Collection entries
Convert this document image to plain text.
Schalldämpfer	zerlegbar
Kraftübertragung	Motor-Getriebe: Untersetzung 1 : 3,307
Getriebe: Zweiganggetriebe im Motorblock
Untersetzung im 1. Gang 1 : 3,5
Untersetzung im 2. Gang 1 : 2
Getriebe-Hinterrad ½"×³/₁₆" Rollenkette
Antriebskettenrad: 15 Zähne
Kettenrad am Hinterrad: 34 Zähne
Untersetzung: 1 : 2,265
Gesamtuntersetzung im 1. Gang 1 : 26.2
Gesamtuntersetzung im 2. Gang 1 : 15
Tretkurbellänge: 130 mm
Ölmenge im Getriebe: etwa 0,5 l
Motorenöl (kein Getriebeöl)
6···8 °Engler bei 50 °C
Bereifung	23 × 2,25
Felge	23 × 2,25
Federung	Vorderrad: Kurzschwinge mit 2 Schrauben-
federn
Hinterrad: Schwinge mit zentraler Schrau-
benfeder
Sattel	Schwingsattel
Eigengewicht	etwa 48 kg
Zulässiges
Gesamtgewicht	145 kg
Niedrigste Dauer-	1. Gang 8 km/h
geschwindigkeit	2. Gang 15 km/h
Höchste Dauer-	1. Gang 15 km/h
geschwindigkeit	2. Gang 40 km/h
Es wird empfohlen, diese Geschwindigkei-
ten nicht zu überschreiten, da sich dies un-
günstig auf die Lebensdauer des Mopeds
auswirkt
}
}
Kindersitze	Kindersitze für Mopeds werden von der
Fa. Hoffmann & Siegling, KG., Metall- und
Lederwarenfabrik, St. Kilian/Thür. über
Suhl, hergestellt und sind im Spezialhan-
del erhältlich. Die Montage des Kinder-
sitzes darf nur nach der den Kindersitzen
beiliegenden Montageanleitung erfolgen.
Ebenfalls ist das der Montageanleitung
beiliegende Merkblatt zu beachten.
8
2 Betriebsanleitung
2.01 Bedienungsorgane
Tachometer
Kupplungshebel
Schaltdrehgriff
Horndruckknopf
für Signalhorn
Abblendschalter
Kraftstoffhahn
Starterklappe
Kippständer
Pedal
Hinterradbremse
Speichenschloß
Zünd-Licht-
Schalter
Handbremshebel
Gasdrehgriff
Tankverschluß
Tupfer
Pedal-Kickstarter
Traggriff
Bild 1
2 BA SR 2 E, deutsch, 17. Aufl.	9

▸ **SHORT EXERCISE**
Return the material in full, exactly as shown.

▸ **WRITTEN SOLUTION**
Convert this document image to plain text.
Schalldämpfer	zerlegbar
Kraftübertragung	Motor-Getriebe: Untersetzung 1 : 3,307
Getriebe: Zweiganggetriebe im Motorblock
Untersetzung im 1. Gang 1 : 3,5
Untersetzung im 2. Gang 1 : 2
Getriebe-Hinterrad ½"×³/₁₆" Rollenkette
Antriebskettenrad: 15 Zähne
Kettenrad am Hinterrad: 34 Zähne
Untersetzung: 1 : 2,265
Gesamtuntersetzung im 1. Gang 1 : 26.2
Gesamtuntersetzung im 2. Gang 1 : 15
Tretkurbellänge: 130 mm
Ölmenge im Getriebe: etwa 0,5 l
Motorenöl (kein Getriebeöl)
6···8 °Engler bei 50 °C
Bereifung	23 × 2,25
Felge	23 × 2,25
Federung	Vorderrad: Kurzschwinge mit 2 Schrauben-
federn
Hinterrad: Schwinge mit zentraler Schrau-
benfeder
Sattel	Schwingsattel
Eigengewicht	etwa 48 kg
Zulässiges
Gesamtgewicht	145 kg
Niedrigste Dauer-	1. Gang 8 km/h
geschwindigkeit	2. Gang 15 km/h
Höchste Dauer-	1. Gang 15 km/h
geschwindigkeit	2. Gang 40 km/h
Es wird empfohlen, diese Geschwindigkei-
ten nicht zu überschreiten, da sich dies un-
günstig auf die Lebensdauer des Mopeds
auswirkt
}
}
Kindersitze	Kindersitze für Mopeds werden von der
Fa. Hoffmann & Siegling, KG., Metall- und
Lederwarenfabrik, St. Kilian/Thür. über
Suhl, hergestellt und sind im Spezialhan-
del erhältlich. Die Montage des Kinder-
sitzes darf nur nach der den Kindersitzen
beiliegenden Montageanleitung erfolgen.
Ebenfalls ist das der Montageanleitung
beiliegende Merkblatt zu beachten.
8
2 Betriebsanleitung
2.01 Bedienungsorgane
Tachometer
Kupplungshebel
Schaltdrehgriff
Horndruckknopf
für Signalhorn
Abblendschalter
Kraftstoffhahn
Starterklappe
Kippständer
Pedal
Hinterradbremse
Speichenschloß
Zünd-Licht-
Schalter
Handbremshebel
Gasdrehgriff
Tankverschluß
Tupfer
Pedal-Kickstarter
Traggriff
Bild 1
2 BA SR 2 E, deutsch, 17. Aufl.	9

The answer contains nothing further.